Task details: Copy out every line containing the word "premuto".

(Collection entries)
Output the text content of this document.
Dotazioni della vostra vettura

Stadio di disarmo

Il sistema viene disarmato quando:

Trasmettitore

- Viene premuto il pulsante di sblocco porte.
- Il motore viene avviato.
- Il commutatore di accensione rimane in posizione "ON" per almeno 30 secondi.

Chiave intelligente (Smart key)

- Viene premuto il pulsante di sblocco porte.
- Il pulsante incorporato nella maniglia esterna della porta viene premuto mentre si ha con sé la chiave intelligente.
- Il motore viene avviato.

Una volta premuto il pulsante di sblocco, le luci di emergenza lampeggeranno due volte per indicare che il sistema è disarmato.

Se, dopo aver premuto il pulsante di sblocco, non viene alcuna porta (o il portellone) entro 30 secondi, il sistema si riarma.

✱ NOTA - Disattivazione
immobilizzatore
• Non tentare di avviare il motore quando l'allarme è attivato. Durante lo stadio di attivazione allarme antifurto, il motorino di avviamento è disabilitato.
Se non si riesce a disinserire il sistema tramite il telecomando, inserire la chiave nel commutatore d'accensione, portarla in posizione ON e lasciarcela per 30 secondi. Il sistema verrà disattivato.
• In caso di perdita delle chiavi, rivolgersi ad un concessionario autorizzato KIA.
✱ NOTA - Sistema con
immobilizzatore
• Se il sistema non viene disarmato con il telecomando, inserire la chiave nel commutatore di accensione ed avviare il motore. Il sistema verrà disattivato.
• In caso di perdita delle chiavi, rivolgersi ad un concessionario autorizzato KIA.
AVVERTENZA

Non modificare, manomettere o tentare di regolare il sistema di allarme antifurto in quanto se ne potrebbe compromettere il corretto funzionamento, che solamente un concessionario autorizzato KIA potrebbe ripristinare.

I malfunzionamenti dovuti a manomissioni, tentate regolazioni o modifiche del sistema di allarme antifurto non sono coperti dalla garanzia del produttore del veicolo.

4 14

Solution to this task:
- Viene premuto il pulsante di sblocco porte.
- Viene premuto il pulsante di sblocco porte.
- Il pulsante incorporato nella maniglia esterna della porta viene premuto mentre si ha con sé la chiave intelligente.
Una volta premuto il pulsante di sblocco, le luci di emergenza lampeggeranno due volte per indicare che il sistema è disarmato.
Se, dopo aver premuto il pulsante di sblocco, non viene alcuna porta (o il portellone) entro 30 secondi, il sistema si riarma.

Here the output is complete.